◆ REQUIREMENTS
Without altering anything, output the material below.

A block of data:
————————
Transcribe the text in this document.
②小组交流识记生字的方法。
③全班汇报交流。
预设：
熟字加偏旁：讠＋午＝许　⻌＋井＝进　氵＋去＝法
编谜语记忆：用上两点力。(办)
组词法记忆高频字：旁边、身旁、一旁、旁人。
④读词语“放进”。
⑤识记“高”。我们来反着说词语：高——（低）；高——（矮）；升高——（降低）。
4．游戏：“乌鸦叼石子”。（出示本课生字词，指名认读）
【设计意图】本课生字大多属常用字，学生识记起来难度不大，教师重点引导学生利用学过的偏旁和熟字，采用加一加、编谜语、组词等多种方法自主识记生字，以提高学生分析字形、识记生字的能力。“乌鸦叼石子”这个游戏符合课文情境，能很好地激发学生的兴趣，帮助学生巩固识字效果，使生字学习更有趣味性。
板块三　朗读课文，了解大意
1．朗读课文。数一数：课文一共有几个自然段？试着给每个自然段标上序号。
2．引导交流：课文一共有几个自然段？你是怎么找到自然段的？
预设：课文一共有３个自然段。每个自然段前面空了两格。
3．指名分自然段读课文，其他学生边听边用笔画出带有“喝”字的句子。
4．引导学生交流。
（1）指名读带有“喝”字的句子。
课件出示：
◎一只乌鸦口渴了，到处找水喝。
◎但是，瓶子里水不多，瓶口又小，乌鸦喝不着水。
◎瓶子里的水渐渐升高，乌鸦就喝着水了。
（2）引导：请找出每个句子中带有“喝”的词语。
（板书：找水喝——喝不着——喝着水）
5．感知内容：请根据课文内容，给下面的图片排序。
————————
◆ EXERCISE ANSWER
Transcribe the text in this document.
②小组交流识记生字的方法。
③全班汇报交流。
预设：
熟字加偏旁：讠＋午＝许　⻌＋井＝进　氵＋去＝法
编谜语记忆：用上两点力。(办)
组词法记忆高频字：旁边、身旁、一旁、旁人。
④读词语“放进”。
⑤识记“高”。我们来反着说词语：高——（低）；高——（矮）；升高——（降低）。
4．游戏：“乌鸦叼石子”。（出示本课生字词，指名认读）
【设计意图】本课生字大多属常用字，学生识记起来难度不大，教师重点引导学生利用学过的偏旁和熟字，采用加一加、编谜语、组词等多种方法自主识记生字，以提高学生分析字形、识记生字的能力。“乌鸦叼石子”这个游戏符合课文情境，能很好地激发学生的兴趣，帮助学生巩固识字效果，使生字学习更有趣味性。
板块三　朗读课文，了解大意
1．朗读课文。数一数：课文一共有几个自然段？试着给每个自然段标上序号。
2．引导交流：课文一共有几个自然段？你是怎么找到自然段的？
预设：课文一共有３个自然段。每个自然段前面空了两格。
3．指名分自然段读课文，其他学生边听边用笔画出带有“喝”字的句子。
4．引导学生交流。
（1）指名读带有“喝”字的句子。
课件出示：
◎一只乌鸦口渴了，到处找水喝。
◎但是，瓶子里水不多，瓶口又小，乌鸦喝不着水。
◎瓶子里的水渐渐升高，乌鸦就喝着水了。
（2）引导：请找出每个句子中带有“喝”的词语。
（板书：找水喝——喝不着——喝着水）
5．感知内容：请根据课文内容，给下面的图片排序。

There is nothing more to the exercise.